- **Your task**: For each line that holds "控制工程方向", copy the line out.

- **Record list**:
---*---

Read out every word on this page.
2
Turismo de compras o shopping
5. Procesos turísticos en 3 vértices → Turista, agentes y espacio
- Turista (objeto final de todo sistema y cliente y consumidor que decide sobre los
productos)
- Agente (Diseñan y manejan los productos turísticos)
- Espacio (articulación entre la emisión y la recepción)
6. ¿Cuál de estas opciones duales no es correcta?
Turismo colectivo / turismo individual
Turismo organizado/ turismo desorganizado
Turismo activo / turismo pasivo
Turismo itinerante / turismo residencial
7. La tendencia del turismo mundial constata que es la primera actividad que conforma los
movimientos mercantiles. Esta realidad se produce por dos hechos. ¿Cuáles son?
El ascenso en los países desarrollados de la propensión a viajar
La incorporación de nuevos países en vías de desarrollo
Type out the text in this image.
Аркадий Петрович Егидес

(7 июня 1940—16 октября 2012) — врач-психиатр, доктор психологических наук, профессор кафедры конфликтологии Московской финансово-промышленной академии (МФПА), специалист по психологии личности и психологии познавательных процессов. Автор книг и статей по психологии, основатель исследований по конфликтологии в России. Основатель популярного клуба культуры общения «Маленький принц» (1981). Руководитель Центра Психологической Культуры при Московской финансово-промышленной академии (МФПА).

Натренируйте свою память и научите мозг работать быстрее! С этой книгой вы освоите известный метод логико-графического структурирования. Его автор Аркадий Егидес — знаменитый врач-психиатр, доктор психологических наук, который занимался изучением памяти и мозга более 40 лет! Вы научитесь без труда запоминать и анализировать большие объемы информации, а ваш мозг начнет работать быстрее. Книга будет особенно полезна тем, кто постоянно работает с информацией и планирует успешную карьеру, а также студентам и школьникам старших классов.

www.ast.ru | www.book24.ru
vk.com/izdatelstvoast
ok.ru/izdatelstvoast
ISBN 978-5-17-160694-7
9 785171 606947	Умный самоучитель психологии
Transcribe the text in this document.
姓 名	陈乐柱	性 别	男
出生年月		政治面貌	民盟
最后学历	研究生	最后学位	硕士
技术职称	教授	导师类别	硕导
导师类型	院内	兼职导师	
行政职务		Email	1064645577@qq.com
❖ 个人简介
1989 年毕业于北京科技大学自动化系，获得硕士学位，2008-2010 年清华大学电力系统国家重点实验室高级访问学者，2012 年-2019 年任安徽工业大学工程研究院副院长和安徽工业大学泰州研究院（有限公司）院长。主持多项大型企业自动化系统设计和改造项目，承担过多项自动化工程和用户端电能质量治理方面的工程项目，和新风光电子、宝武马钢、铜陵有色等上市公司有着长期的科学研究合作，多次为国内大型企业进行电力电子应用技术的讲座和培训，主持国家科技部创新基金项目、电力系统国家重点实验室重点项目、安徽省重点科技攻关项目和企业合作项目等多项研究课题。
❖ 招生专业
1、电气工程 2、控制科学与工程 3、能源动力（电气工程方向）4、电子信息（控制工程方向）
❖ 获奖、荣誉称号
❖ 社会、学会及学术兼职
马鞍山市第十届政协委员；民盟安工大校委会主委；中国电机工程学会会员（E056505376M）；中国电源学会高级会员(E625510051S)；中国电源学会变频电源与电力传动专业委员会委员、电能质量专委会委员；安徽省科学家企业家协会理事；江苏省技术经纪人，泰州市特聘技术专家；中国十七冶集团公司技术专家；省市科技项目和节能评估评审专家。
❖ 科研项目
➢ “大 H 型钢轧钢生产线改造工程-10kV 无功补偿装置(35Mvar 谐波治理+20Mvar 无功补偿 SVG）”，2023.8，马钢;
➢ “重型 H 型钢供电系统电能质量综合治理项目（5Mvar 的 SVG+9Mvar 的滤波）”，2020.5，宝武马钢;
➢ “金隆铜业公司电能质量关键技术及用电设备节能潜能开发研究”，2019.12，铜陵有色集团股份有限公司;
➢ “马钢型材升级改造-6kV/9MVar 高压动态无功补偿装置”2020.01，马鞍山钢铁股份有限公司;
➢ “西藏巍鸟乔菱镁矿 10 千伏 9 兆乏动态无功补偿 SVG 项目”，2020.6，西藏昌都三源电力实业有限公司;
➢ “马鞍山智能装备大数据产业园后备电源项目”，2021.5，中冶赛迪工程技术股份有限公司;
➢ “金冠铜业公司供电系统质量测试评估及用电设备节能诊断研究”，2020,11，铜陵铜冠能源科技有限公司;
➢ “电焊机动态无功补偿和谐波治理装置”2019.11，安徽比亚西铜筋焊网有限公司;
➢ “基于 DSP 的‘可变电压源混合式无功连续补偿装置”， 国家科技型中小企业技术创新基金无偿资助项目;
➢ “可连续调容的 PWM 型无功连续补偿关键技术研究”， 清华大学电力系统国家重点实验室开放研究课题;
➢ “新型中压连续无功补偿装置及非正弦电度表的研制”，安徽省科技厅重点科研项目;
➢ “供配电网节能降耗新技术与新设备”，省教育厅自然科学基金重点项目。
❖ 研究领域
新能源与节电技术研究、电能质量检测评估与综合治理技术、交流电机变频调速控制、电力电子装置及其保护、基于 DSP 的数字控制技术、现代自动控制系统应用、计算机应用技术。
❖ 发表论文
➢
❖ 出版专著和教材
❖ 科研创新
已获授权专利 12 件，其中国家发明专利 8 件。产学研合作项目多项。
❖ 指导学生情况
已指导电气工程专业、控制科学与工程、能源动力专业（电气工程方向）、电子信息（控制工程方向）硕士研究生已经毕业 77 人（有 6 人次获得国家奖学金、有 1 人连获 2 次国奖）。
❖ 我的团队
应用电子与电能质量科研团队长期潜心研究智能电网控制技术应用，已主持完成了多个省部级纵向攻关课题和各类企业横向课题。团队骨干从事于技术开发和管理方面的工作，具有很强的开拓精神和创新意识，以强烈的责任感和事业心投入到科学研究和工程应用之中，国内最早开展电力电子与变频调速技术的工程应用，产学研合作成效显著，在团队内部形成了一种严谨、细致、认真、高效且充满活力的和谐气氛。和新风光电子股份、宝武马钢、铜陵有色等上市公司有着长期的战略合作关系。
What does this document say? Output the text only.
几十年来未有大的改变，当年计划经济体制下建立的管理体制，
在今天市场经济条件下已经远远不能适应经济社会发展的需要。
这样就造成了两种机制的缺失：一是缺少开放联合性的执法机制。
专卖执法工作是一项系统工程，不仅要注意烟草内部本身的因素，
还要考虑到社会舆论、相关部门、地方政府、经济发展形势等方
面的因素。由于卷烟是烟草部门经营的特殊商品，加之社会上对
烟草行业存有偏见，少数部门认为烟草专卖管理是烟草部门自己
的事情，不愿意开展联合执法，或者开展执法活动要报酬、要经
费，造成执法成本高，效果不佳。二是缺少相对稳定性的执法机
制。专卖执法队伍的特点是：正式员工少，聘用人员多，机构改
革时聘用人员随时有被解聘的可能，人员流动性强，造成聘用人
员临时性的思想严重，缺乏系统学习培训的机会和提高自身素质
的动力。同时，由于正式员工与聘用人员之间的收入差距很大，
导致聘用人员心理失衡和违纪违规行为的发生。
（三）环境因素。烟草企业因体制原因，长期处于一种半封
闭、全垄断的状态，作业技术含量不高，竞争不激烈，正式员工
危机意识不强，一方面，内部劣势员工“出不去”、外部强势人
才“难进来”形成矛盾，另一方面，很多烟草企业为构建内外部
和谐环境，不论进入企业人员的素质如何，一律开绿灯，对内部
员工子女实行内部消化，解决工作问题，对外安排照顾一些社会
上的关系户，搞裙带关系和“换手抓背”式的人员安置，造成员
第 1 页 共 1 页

---*---

- **Solution to this exercise**:
1、电气工程 2、控制科学与工程 3、能源动力（电气工程方向）4、电子信息（控制工程方向）
已指导电气工程专业、控制科学与工程、能源动力专业（电气工程方向）、电子信息（控制工程方向）硕士研究生已经毕业 77 人（有 6 人次获得国家奖学金、有 1 人连获 2 次国奖）。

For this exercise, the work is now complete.